* **EXERCISE**
Go through the listing and write out all of it exactly.

* **EXERCISE DATA**
........

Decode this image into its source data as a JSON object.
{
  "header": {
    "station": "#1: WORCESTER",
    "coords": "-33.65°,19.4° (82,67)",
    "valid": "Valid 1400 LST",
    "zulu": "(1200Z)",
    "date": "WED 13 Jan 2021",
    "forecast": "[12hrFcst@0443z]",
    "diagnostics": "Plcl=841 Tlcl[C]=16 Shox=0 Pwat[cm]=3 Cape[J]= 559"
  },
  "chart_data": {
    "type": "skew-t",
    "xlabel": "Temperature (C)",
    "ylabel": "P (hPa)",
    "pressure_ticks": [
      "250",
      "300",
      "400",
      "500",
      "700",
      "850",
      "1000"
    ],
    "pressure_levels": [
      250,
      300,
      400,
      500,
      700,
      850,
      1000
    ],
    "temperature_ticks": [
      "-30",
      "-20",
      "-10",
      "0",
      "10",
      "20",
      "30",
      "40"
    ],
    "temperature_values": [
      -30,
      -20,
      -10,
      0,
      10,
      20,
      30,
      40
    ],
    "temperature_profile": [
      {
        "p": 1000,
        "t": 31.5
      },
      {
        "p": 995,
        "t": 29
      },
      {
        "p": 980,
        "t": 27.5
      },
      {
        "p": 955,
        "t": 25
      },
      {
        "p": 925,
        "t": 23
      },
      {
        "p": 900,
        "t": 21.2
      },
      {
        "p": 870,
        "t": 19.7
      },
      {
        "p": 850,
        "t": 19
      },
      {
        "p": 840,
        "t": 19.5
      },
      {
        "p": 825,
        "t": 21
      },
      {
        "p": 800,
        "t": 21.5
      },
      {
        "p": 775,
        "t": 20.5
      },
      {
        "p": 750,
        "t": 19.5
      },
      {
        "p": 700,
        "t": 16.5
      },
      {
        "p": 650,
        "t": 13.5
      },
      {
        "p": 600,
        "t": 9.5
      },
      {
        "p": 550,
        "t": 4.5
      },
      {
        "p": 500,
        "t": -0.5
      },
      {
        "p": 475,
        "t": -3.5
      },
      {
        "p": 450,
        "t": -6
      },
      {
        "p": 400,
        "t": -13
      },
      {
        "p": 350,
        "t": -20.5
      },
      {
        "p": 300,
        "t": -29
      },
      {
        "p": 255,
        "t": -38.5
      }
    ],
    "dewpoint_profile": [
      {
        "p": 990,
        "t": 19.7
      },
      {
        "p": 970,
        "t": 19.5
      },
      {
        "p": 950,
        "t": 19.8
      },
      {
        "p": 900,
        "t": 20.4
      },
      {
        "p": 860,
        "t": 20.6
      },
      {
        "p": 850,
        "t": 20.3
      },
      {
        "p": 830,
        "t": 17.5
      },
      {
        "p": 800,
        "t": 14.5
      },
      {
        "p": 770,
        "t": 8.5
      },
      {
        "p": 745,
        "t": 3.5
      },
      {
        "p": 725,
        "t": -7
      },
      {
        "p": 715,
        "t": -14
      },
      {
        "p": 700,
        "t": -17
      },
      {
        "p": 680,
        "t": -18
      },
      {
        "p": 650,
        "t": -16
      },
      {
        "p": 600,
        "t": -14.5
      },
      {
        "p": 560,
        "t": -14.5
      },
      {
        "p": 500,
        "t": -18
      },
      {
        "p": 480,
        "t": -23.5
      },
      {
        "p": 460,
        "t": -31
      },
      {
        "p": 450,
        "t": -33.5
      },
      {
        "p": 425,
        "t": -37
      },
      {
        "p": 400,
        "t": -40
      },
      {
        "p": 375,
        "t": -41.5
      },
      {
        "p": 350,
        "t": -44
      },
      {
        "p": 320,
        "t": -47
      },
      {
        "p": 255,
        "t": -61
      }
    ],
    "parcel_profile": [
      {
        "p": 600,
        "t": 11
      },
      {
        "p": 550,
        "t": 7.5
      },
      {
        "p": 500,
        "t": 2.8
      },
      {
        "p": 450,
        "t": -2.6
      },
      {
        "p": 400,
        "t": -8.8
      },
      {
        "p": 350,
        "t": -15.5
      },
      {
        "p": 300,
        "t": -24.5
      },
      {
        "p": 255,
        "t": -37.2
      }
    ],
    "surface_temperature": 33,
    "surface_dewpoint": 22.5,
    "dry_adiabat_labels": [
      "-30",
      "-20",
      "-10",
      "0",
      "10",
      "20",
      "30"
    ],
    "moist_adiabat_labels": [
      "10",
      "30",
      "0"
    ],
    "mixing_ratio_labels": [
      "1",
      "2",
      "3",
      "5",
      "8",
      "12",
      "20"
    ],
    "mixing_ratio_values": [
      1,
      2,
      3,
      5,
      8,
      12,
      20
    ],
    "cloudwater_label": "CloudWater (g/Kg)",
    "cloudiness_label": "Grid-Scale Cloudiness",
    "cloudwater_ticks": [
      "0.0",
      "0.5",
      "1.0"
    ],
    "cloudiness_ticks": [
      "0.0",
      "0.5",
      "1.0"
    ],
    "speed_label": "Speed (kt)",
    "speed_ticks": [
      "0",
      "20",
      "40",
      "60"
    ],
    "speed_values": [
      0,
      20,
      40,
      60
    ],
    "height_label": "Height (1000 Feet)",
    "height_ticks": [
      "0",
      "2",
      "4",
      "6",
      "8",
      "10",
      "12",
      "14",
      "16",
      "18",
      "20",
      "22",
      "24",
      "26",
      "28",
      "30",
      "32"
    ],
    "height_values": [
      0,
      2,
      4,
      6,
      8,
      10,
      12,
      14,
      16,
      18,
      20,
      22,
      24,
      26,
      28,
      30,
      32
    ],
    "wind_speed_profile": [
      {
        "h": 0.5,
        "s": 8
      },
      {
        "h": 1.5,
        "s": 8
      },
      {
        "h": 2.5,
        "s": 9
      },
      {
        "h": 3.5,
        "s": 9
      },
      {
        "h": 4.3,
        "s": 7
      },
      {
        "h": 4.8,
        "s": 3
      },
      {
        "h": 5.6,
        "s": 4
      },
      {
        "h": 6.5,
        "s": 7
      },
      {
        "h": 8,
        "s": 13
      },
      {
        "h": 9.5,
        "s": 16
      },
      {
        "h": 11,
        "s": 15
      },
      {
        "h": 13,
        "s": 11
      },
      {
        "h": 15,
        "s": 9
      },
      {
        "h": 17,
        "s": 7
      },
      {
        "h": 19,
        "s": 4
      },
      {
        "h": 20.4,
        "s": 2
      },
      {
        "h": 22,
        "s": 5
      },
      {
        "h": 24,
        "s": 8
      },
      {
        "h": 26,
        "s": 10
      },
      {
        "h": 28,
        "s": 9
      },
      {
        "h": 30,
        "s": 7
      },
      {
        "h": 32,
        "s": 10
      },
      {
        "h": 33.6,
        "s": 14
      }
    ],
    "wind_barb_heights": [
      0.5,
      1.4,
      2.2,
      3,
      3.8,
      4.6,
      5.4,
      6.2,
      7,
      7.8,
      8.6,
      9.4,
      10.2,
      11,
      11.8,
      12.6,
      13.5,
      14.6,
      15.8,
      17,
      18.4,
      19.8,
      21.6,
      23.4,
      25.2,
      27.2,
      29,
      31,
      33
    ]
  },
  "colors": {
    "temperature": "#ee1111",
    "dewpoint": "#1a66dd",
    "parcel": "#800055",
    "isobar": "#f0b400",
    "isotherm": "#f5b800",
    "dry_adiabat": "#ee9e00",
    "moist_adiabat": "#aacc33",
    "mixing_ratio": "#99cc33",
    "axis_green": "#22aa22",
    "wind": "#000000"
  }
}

........

* **ANSWER TO THE EXERCISE**
Decode this image into its source data as a JSON object.
{
  "header": {
    "station": "#1: WORCESTER",
    "coords": "-33.65°,19.4° (82,67)",
    "valid": "Valid 1400 LST",
    "zulu": "(1200Z)",
    "date": "WED 13 Jan 2021",
    "forecast": "[12hrFcst@0443z]",
    "diagnostics": "Plcl=841 Tlcl[C]=16 Shox=0 Pwat[cm]=3 Cape[J]= 559"
  },
  "chart_data": {
    "type": "skew-t",
    "xlabel": "Temperature (C)",
    "ylabel": "P (hPa)",
    "pressure_ticks": [
      "250",
      "300",
      "400",
      "500",
      "700",
      "850",
      "1000"
    ],
    "pressure_levels": [
      250,
      300,
      400,
      500,
      700,
      850,
      1000
    ],
    "temperature_ticks": [
      "-30",
      "-20",
      "-10",
      "0",
      "10",
      "20",
      "30",
      "40"
    ],
    "temperature_values": [
      -30,
      -20,
      -10,
      0,
      10,
      20,
      30,
      40
    ],
    "temperature_profile": [
      {
        "p": 1000,
        "t": 31.5
      },
      {
        "p": 995,
        "t": 29
      },
      {
        "p": 980,
        "t": 27.5
      },
      {
        "p": 955,
        "t": 25
      },
      {
        "p": 925,
        "t": 23
      },
      {
        "p": 900,
        "t": 21.2
      },
      {
        "p": 870,
        "t": 19.7
      },
      {
        "p": 850,
        "t": 19
      },
      {
        "p": 840,
        "t": 19.5
      },
      {
        "p": 825,
        "t": 21
      },
      {
        "p": 800,
        "t": 21.5
      },
      {
        "p": 775,
        "t": 20.5
      },
      {
        "p": 750,
        "t": 19.5
      },
      {
        "p": 700,
        "t": 16.5
      },
      {
        "p": 650,
        "t": 13.5
      },
      {
        "p": 600,
        "t": 9.5
      },
      {
        "p": 550,
        "t": 4.5
      },
      {
        "p": 500,
        "t": -0.5
      },
      {
        "p": 475,
        "t": -3.5
      },
      {
        "p": 450,
        "t": -6
      },
      {
        "p": 400,
        "t": -13
      },
      {
        "p": 350,
        "t": -20.5
      },
      {
        "p": 300,
        "t": -29
      },
      {
        "p": 255,
        "t": -38.5
      }
    ],
    "dewpoint_profile": [
      {
        "p": 990,
        "t": 19.7
      },
      {
        "p": 970,
        "t": 19.5
      },
      {
        "p": 950,
        "t": 19.8
      },
      {
        "p": 900,
        "t": 20.4
      },
      {
        "p": 860,
        "t": 20.6
      },
      {
        "p": 850,
        "t": 20.3
      },
      {
        "p": 830,
        "t": 17.5
      },
      {
        "p": 800,
        "t": 14.5
      },
      {
        "p": 770,
        "t": 8.5
      },
      {
        "p": 745,
        "t": 3.5
      },
      {
        "p": 725,
        "t": -7
      },
      {
        "p": 715,
        "t": -14
      },
      {
        "p": 700,
        "t": -17
      },
      {
        "p": 680,
        "t": -18
      },
      {
        "p": 650,
        "t": -16
      },
      {
        "p": 600,
        "t": -14.5
      },
      {
        "p": 560,
        "t": -14.5
      },
      {
        "p": 500,
        "t": -18
      },
      {
        "p": 480,
        "t": -23.5
      },
      {
        "p": 460,
        "t": -31
      },
      {
        "p": 450,
        "t": -33.5
      },
      {
        "p": 425,
        "t": -37
      },
      {
        "p": 400,
        "t": -40
      },
      {
        "p": 375,
        "t": -41.5
      },
      {
        "p": 350,
        "t": -44
      },
      {
        "p": 320,
        "t": -47
      },
      {
        "p": 255,
        "t": -61
      }
    ],
    "parcel_profile": [
      {
        "p": 600,
        "t": 11
      },
      {
        "p": 550,
        "t": 7.5
      },
      {
        "p": 500,
        "t": 2.8
      },
      {
        "p": 450,
        "t": -2.6
      },
      {
        "p": 400,
        "t": -8.8
      },
      {
        "p": 350,
        "t": -15.5
      },
      {
        "p": 300,
        "t": -24.5
      },
      {
        "p": 255,
        "t": -37.2
      }
    ],
    "surface_temperature": 33,
    "surface_dewpoint": 22.5,
    "dry_adiabat_labels": [
      "-30",
      "-20",
      "-10",
      "0",
      "10",
      "20",
      "30"
    ],
    "moist_adiabat_labels": [
      "10",
      "30",
      "0"
    ],
    "mixing_ratio_labels": [
      "1",
      "2",
      "3",
      "5",
      "8",
      "12",
      "20"
    ],
    "mixing_ratio_values": [
      1,
      2,
      3,
      5,
      8,
      12,
      20
    ],
    "cloudwater_label": "CloudWater (g/Kg)",
    "cloudiness_label": "Grid-Scale Cloudiness",
    "cloudwater_ticks": [
      "0.0",
      "0.5",
      "1.0"
    ],
    "cloudiness_ticks": [
      "0.0",
      "0.5",
      "1.0"
    ],
    "speed_label": "Speed (kt)",
    "speed_ticks": [
      "0",
      "20",
      "40",
      "60"
    ],
    "speed_values": [
      0,
      20,
      40,
      60
    ],
    "height_label": "Height (1000 Feet)",
    "height_ticks": [
      "0",
      "2",
      "4",
      "6",
      "8",
      "10",
      "12",
      "14",
      "16",
      "18",
      "20",
      "22",
      "24",
      "26",
      "28",
      "30",
      "32"
    ],
    "height_values": [
      0,
      2,
      4,
      6,
      8,
      10,
      12,
      14,
      16,
      18,
      20,
      22,
      24,
      26,
      28,
      30,
      32
    ],
    "wind_speed_profile": [
      {
        "h": 0.5,
        "s": 8
      },
      {
        "h": 1.5,
        "s": 8
      },
      {
        "h": 2.5,
        "s": 9
      },
      {
        "h": 3.5,
        "s": 9
      },
      {
        "h": 4.3,
        "s": 7
      },
      {
        "h": 4.8,
        "s": 3
      },
      {
        "h": 5.6,
        "s": 4
      },
      {
        "h": 6.5,
        "s": 7
      },
      {
        "h": 8,
        "s": 13
      },
      {
        "h": 9.5,
        "s": 16
      },
      {
        "h": 11,
        "s": 15
      },
      {
        "h": 13,
        "s": 11
      },
      {
        "h": 15,
        "s": 9
      },
      {
        "h": 17,
        "s": 7
      },
      {
        "h": 19,
        "s": 4
      },
      {
        "h": 20.4,
        "s": 2
      },
      {
        "h": 22,
        "s": 5
      },
      {
        "h": 24,
        "s": 8
      },
      {
        "h": 26,
        "s": 10
      },
      {
        "h": 28,
        "s": 9
      },
      {
        "h": 30,
        "s": 7
      },
      {
        "h": 32,
        "s": 10
      },
      {
        "h": 33.6,
        "s": 14
      }
    ],
    "wind_barb_heights": [
      0.5,
      1.4,
      2.2,
      3,
      3.8,
      4.6,
      5.4,
      6.2,
      7,
      7.8,
      8.6,
      9.4,
      10.2,
      11,
      11.8,
      12.6,
      13.5,
      14.6,
      15.8,
      17,
      18.4,
      19.8,
      21.6,
      23.4,
      25.2,
      27.2,
      29,
      31,
      33
    ]
  },
  "colors": {
    "temperature": "#ee1111",
    "dewpoint": "#1a66dd",
    "parcel": "#800055",
    "isobar": "#f0b400",
    "isotherm": "#f5b800",
    "dry_adiabat": "#ee9e00",
    "moist_adiabat": "#aacc33",
    "mixing_ratio": "#99cc33",
    "axis_green": "#22aa22",
    "wind": "#000000"
  }
}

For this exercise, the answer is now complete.